**EXERCISE DIRECTIONS**
Scan the data below. Pull out each line where "蔡甸区南湖小学" occurs.

**DATASET**
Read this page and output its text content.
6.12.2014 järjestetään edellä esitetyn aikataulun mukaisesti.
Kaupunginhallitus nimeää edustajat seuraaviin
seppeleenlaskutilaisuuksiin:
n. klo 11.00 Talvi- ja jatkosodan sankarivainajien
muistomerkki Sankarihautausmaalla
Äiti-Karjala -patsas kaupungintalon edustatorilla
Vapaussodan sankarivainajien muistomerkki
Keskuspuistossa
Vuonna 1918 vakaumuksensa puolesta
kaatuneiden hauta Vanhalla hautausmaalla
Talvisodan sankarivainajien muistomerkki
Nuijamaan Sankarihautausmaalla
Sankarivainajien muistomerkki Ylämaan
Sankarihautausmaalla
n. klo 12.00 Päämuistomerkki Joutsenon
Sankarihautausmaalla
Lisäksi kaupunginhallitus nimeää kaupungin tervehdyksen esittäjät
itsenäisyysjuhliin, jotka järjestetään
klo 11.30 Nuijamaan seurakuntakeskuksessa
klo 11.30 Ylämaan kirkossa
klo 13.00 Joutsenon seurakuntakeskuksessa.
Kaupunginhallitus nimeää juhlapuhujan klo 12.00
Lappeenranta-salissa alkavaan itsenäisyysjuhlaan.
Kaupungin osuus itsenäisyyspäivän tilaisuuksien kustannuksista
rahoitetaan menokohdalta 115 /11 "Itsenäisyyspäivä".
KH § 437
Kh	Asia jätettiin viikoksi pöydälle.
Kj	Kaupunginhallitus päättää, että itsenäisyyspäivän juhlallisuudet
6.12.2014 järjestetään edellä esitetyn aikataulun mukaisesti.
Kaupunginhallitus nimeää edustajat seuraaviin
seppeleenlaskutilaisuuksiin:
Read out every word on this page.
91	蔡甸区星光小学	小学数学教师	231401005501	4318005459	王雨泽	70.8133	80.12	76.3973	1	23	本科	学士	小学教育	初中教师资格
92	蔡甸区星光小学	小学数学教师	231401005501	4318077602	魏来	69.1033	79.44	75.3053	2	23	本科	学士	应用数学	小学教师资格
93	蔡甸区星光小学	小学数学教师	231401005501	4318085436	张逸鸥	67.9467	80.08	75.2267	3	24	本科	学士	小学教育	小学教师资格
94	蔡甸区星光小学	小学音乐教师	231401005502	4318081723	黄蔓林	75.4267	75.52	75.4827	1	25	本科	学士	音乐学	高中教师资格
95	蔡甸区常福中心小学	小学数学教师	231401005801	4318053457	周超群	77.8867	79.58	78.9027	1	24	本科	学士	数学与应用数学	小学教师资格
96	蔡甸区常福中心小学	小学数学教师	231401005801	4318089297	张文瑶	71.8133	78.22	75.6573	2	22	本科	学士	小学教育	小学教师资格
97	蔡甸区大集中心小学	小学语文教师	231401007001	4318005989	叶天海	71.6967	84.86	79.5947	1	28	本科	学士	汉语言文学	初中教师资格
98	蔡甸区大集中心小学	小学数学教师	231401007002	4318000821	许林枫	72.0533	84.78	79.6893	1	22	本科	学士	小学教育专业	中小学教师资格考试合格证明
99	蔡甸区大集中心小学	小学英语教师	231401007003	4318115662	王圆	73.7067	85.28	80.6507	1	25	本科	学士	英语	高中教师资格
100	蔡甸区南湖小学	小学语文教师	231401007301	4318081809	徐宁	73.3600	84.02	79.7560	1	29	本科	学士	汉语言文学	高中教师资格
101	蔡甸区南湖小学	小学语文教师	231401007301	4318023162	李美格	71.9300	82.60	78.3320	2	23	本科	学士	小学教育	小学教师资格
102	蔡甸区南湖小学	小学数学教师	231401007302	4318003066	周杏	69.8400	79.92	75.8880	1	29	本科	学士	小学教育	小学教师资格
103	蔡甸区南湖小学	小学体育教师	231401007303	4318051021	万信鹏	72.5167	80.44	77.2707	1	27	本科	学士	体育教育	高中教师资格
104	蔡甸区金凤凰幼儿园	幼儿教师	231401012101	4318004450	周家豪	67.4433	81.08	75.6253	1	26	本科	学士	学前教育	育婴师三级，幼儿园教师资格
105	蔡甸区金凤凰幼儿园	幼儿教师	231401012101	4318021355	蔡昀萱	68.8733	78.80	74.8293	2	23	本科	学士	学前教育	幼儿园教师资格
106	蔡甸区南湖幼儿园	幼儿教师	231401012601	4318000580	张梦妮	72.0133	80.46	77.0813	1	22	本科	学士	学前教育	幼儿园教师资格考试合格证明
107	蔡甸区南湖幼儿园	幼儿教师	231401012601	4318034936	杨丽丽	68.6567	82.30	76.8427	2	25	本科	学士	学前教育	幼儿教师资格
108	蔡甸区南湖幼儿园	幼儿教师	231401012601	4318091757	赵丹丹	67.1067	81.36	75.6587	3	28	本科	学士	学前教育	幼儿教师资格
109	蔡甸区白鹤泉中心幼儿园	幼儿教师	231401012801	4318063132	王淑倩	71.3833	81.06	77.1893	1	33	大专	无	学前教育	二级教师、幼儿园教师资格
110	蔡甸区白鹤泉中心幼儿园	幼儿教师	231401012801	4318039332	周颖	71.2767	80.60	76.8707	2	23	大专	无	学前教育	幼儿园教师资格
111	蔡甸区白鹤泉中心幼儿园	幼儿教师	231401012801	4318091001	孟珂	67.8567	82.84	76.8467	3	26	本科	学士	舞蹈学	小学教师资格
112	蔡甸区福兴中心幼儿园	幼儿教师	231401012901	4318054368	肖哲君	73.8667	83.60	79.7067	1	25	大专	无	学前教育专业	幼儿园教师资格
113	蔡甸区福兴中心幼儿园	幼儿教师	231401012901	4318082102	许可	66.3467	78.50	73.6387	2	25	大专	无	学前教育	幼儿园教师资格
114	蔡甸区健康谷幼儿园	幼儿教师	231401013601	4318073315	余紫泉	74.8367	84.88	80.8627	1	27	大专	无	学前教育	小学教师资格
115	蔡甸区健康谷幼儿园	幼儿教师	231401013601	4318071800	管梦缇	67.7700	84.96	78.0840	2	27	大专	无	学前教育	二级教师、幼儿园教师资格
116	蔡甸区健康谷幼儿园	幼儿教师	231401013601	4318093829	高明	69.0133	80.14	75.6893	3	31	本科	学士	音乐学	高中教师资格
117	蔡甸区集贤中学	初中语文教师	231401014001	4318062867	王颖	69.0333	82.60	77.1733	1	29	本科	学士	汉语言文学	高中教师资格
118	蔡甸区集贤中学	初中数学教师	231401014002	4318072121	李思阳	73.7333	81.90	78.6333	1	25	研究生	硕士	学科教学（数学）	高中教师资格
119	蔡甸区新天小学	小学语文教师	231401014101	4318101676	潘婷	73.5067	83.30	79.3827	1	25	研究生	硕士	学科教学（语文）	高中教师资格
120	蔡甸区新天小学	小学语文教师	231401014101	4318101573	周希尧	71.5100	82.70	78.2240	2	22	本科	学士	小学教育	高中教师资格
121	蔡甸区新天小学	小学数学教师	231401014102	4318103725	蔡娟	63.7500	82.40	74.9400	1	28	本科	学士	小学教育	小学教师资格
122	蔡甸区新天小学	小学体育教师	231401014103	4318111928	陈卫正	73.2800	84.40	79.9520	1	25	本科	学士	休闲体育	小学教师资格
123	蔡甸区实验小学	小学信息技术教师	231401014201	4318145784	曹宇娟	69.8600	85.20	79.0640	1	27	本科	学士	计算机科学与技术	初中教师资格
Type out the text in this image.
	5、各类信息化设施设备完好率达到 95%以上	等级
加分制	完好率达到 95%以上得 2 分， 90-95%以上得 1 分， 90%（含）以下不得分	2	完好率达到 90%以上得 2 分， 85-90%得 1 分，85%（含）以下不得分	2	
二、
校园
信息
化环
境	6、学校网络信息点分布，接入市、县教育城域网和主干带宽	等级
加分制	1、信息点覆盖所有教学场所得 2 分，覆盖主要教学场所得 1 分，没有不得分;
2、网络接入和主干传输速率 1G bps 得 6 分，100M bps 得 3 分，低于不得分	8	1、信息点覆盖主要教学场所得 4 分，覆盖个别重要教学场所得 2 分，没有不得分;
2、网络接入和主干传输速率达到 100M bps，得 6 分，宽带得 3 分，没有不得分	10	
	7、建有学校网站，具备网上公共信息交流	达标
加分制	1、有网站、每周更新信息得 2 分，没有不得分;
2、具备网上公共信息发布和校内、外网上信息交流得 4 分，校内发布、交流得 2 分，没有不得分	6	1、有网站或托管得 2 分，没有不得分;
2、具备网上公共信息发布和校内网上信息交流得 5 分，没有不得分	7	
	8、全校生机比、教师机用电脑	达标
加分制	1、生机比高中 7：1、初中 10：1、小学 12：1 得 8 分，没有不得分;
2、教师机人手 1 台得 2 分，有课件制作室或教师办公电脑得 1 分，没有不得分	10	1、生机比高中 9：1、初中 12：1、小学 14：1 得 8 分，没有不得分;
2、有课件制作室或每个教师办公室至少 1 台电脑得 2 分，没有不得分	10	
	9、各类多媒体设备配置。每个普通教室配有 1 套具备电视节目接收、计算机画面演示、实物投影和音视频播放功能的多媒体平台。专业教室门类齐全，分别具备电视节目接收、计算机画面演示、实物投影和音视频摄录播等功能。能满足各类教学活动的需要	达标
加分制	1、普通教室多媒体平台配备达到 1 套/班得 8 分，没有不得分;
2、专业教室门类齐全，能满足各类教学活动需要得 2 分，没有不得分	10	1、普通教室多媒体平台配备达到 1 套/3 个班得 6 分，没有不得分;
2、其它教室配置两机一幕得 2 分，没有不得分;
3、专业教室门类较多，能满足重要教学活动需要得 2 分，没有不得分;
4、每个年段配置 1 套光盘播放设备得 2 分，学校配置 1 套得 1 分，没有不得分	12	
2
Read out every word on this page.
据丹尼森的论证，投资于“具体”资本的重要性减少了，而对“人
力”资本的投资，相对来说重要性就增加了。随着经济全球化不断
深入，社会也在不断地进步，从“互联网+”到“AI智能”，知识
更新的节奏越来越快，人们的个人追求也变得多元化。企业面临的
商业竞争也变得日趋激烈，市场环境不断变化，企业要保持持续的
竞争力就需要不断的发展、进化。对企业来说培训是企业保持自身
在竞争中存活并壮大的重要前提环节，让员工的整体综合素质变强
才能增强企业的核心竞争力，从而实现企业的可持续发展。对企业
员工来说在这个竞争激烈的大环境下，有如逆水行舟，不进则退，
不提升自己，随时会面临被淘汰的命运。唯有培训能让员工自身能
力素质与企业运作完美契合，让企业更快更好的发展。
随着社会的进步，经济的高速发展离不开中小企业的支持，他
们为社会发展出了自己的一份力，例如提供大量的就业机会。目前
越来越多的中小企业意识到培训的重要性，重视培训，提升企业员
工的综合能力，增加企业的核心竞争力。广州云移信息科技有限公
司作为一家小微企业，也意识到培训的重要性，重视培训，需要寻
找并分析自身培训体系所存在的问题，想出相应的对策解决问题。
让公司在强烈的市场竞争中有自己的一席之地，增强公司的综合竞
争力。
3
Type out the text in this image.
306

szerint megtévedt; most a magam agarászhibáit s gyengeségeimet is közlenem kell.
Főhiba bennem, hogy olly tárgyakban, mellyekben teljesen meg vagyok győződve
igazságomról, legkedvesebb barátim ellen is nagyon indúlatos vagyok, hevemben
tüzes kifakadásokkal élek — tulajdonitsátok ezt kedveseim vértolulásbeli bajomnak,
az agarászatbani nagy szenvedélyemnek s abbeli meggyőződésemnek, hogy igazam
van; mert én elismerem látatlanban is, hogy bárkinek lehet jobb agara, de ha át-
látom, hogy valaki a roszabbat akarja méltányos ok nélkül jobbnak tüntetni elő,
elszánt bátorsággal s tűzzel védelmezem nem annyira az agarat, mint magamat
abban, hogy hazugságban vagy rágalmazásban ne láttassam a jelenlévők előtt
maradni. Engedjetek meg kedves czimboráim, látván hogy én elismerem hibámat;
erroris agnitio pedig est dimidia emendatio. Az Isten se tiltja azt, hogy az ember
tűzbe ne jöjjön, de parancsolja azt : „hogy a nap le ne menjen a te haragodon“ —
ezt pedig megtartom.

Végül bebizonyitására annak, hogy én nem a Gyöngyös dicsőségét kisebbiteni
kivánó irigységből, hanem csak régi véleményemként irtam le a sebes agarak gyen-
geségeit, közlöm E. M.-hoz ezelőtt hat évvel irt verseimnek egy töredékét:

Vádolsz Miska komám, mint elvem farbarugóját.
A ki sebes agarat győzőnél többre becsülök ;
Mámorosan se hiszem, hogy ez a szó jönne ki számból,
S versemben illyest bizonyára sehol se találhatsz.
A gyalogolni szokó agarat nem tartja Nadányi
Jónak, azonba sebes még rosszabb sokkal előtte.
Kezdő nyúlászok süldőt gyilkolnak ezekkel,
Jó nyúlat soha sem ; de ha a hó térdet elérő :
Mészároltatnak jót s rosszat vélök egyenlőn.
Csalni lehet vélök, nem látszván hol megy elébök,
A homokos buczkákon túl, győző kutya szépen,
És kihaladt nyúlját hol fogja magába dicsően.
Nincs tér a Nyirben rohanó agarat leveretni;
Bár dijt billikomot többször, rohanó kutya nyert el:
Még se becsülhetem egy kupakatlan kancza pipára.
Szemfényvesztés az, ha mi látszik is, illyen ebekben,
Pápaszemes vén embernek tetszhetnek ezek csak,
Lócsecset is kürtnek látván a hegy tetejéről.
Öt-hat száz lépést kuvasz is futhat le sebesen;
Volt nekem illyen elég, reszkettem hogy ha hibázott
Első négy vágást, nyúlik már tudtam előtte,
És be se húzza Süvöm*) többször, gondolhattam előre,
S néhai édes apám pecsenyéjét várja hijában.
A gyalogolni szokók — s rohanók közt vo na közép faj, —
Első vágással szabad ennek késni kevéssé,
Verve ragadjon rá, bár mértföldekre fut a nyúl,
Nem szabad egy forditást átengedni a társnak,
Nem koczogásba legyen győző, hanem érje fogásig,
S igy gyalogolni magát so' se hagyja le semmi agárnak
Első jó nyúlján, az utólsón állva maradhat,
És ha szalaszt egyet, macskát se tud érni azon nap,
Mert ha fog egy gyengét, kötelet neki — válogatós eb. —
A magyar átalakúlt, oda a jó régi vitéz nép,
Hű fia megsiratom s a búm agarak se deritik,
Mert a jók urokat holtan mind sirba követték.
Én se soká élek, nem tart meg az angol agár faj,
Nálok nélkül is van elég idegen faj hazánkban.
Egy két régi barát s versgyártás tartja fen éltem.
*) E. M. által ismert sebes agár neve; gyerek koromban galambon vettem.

**ANSWER FOR THIS EXERCISE**
100	蔡甸区南湖小学	小学语文教师	231401007301	4318081809	徐宁	73.3600	84.02	79.7560	1	29	本科	学士	汉语言文学	高中教师资格
101	蔡甸区南湖小学	小学语文教师	231401007301	4318023162	李美格	71.9300	82.60	78.3320	2	23	本科	学士	小学教育	小学教师资格
102	蔡甸区南湖小学	小学数学教师	231401007302	4318003066	周杏	69.8400	79.92	75.8880	1	29	本科	学士	小学教育	小学教师资格
103	蔡甸区南湖小学	小学体育教师	231401007303	4318051021	万信鹏	72.5167	80.44	77.2707	1	27	本科	学士	体育教育	高中教师资格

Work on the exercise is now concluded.